▸ Written exercise
Search the data below for the string "caudatum". Extract every line that contains it.

▸ Dataset records
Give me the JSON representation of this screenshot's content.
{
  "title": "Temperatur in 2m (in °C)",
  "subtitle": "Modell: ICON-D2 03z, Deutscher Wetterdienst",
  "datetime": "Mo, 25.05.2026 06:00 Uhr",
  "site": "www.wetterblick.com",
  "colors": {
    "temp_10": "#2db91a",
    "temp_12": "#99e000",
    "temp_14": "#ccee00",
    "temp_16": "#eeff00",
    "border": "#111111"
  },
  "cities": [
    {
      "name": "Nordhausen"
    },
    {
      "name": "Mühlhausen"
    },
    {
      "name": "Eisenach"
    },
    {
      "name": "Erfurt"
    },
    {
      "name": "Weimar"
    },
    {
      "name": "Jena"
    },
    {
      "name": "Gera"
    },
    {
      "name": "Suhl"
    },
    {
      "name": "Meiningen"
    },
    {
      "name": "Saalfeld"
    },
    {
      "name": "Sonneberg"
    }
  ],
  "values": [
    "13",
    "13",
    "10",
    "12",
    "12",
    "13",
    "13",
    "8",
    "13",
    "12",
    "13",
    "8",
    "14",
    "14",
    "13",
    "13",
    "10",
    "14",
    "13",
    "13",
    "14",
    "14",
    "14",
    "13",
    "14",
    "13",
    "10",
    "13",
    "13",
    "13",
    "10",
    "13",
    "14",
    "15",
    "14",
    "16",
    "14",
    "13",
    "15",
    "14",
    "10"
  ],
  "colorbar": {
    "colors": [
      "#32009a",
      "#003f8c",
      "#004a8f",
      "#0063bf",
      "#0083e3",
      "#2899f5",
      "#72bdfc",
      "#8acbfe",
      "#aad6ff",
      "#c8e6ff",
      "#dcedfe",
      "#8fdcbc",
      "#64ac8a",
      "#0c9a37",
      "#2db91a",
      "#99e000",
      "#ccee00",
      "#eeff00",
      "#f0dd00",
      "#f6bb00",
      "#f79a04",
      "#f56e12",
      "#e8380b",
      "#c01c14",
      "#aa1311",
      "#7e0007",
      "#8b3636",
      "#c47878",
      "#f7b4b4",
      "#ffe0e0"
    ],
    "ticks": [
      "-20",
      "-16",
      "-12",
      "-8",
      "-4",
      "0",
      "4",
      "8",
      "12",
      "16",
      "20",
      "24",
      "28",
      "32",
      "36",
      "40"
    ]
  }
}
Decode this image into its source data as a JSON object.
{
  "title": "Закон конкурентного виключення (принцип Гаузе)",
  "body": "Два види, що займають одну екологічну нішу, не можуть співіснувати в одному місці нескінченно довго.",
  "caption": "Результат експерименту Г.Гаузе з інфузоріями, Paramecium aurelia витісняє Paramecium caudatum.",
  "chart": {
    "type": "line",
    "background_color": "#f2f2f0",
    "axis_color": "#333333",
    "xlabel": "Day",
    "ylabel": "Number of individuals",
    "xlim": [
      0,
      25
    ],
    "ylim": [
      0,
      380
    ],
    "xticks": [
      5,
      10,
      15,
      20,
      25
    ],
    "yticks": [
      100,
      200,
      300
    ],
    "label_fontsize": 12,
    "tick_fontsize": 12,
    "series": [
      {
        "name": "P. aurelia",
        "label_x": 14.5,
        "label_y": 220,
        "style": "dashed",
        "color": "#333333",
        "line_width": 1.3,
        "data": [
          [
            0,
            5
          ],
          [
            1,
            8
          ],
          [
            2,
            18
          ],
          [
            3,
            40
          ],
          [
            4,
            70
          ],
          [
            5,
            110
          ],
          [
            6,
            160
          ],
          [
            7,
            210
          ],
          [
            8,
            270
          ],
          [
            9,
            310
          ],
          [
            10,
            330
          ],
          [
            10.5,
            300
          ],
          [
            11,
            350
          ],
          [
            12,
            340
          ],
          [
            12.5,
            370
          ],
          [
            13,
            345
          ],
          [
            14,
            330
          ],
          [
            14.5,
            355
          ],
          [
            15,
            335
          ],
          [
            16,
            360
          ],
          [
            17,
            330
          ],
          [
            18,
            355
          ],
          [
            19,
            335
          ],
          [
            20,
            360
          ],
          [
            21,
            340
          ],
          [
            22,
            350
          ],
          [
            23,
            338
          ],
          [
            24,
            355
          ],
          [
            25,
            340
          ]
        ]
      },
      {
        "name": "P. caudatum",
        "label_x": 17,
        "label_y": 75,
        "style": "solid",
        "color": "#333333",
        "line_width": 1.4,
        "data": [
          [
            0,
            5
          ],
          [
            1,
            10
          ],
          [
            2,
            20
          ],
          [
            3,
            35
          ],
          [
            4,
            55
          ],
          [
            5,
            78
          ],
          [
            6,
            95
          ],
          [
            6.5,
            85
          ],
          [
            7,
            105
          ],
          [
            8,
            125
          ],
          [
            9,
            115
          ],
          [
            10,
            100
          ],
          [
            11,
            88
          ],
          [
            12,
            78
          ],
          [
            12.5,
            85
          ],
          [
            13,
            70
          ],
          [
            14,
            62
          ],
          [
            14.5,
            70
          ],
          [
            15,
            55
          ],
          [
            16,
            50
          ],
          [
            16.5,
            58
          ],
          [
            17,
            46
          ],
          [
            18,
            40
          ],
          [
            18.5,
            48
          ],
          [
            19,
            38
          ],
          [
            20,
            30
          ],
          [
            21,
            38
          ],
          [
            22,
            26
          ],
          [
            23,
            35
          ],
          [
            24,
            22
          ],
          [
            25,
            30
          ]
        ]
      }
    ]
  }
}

▸ Expected output
  "caption": "Результат експерименту Г.Гаузе з інфузоріями, Paramecium aurelia витісняє Paramecium caudatum.",
        "name": "P. caudatum",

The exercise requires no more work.